• _Prompt_: Every line of the data must be copied exactly.

• _Material shown_:
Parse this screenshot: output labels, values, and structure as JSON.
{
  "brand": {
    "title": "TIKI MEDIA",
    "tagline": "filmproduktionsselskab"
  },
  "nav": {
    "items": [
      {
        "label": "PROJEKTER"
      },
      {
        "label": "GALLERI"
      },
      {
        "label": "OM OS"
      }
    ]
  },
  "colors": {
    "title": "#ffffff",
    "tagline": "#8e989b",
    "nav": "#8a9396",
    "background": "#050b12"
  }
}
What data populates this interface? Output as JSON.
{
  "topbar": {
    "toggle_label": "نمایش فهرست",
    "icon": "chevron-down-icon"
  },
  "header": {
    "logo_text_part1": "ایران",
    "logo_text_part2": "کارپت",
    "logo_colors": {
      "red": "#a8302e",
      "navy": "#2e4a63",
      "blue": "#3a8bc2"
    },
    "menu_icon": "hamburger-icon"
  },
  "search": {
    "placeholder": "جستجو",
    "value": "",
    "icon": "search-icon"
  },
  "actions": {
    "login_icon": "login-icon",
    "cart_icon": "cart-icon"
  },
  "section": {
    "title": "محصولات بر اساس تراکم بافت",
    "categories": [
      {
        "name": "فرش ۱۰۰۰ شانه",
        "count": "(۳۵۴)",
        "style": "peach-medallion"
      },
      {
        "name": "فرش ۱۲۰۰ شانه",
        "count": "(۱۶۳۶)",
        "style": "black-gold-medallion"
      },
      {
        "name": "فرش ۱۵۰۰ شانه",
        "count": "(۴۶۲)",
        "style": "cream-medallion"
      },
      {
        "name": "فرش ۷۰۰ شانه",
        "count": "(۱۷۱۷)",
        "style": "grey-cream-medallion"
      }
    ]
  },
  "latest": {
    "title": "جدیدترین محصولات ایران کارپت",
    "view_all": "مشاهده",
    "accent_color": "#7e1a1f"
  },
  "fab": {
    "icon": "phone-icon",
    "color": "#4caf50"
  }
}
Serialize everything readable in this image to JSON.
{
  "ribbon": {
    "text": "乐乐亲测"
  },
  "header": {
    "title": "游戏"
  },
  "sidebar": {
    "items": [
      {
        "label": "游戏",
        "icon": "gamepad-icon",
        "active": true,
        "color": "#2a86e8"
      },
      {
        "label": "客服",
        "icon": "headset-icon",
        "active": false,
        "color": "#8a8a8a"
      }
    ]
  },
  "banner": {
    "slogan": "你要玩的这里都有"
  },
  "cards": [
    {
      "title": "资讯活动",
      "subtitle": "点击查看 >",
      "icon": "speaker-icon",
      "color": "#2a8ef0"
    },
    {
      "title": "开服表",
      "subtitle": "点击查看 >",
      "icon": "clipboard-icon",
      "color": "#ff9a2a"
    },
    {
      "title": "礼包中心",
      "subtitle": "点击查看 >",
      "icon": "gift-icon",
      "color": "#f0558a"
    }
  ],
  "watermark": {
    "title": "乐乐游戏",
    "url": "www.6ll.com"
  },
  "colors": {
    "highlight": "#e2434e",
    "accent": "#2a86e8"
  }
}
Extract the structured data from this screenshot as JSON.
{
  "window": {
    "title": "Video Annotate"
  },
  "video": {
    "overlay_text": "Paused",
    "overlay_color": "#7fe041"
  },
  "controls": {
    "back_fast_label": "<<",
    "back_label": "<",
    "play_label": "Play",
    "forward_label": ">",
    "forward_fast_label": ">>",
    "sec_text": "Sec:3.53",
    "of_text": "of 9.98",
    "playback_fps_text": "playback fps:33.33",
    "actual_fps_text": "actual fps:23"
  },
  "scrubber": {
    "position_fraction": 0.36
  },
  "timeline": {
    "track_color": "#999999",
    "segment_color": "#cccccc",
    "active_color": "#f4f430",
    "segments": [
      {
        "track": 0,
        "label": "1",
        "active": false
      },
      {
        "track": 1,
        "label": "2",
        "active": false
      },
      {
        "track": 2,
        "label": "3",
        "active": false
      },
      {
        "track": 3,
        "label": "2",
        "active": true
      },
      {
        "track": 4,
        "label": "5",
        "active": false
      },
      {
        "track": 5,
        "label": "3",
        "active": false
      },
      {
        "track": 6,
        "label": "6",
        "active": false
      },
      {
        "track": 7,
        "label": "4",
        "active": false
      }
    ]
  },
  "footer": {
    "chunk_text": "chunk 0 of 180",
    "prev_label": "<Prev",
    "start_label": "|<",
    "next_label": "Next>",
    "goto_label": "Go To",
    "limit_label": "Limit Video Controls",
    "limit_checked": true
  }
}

• _Written reply_:
Parse this screenshot: output labels, values, and structure as JSON.
{
  "brand": {
    "title": "TIKI MEDIA",
    "tagline": "filmproduktionsselskab"
  },
  "nav": {
    "items": [
      {
        "label": "PROJEKTER"
      },
      {
        "label": "GALLERI"
      },
      {
        "label": "OM OS"
      }
    ]
  },
  "colors": {
    "title": "#ffffff",
    "tagline": "#8e989b",
    "nav": "#8a9396",
    "background": "#050b12"
  }
}
What data populates this interface? Output as JSON.
{
  "topbar": {
    "toggle_label": "نمایش فهرست",
    "icon": "chevron-down-icon"
  },
  "header": {
    "logo_text_part1": "ایران",
    "logo_text_part2": "کارپت",
    "logo_colors": {
      "red": "#a8302e",
      "navy": "#2e4a63",
      "blue": "#3a8bc2"
    },
    "menu_icon": "hamburger-icon"
  },
  "search": {
    "placeholder": "جستجو",
    "value": "",
    "icon": "search-icon"
  },
  "actions": {
    "login_icon": "login-icon",
    "cart_icon": "cart-icon"
  },
  "section": {
    "title": "محصولات بر اساس تراکم بافت",
    "categories": [
      {
        "name": "فرش ۱۰۰۰ شانه",
        "count": "(۳۵۴)",
        "style": "peach-medallion"
      },
      {
        "name": "فرش ۱۲۰۰ شانه",
        "count": "(۱۶۳۶)",
        "style": "black-gold-medallion"
      },
      {
        "name": "فرش ۱۵۰۰ شانه",
        "count": "(۴۶۲)",
        "style": "cream-medallion"
      },
      {
        "name": "فرش ۷۰۰ شانه",
        "count": "(۱۷۱۷)",
        "style": "grey-cream-medallion"
      }
    ]
  },
  "latest": {
    "title": "جدیدترین محصولات ایران کارپت",
    "view_all": "مشاهده",
    "accent_color": "#7e1a1f"
  },
  "fab": {
    "icon": "phone-icon",
    "color": "#4caf50"
  }
}
Serialize everything readable in this image to JSON.
{
  "ribbon": {
    "text": "乐乐亲测"
  },
  "header": {
    "title": "游戏"
  },
  "sidebar": {
    "items": [
      {
        "label": "游戏",
        "icon": "gamepad-icon",
        "active": true,
        "color": "#2a86e8"
      },
      {
        "label": "客服",
        "icon": "headset-icon",
        "active": false,
        "color": "#8a8a8a"
      }
    ]
  },
  "banner": {
    "slogan": "你要玩的这里都有"
  },
  "cards": [
    {
      "title": "资讯活动",
      "subtitle": "点击查看 >",
      "icon": "speaker-icon",
      "color": "#2a8ef0"
    },
    {
      "title": "开服表",
      "subtitle": "点击查看 >",
      "icon": "clipboard-icon",
      "color": "#ff9a2a"
    },
    {
      "title": "礼包中心",
      "subtitle": "点击查看 >",
      "icon": "gift-icon",
      "color": "#f0558a"
    }
  ],
  "watermark": {
    "title": "乐乐游戏",
    "url": "www.6ll.com"
  },
  "colors": {
    "highlight": "#e2434e",
    "accent": "#2a86e8"
  }
}
Extract the structured data from this screenshot as JSON.
{
  "window": {
    "title": "Video Annotate"
  },
  "video": {
    "overlay_text": "Paused",
    "overlay_color": "#7fe041"
  },
  "controls": {
    "back_fast_label": "<<",
    "back_label": "<",
    "play_label": "Play",
    "forward_label": ">",
    "forward_fast_label": ">>",
    "sec_text": "Sec:3.53",
    "of_text": "of 9.98",
    "playback_fps_text": "playback fps:33.33",
    "actual_fps_text": "actual fps:23"
  },
  "scrubber": {
    "position_fraction": 0.36
  },
  "timeline": {
    "track_color": "#999999",
    "segment_color": "#cccccc",
    "active_color": "#f4f430",
    "segments": [
      {
        "track": 0,
        "label": "1",
        "active": false
      },
      {
        "track": 1,
        "label": "2",
        "active": false
      },
      {
        "track": 2,
        "label": "3",
        "active": false
      },
      {
        "track": 3,
        "label": "2",
        "active": true
      },
      {
        "track": 4,
        "label": "5",
        "active": false
      },
      {
        "track": 5,
        "label": "3",
        "active": false
      },
      {
        "track": 6,
        "label": "6",
        "active": false
      },
      {
        "track": 7,
        "label": "4",
        "active": false
      }
    ]
  },
  "footer": {
    "chunk_text": "chunk 0 of 180",
    "prev_label": "<Prev",
    "start_label": "|<",
    "next_label": "Next>",
    "goto_label": "Go To",
    "limit_label": "Limit Video Controls",
    "limit_checked": true
  }
}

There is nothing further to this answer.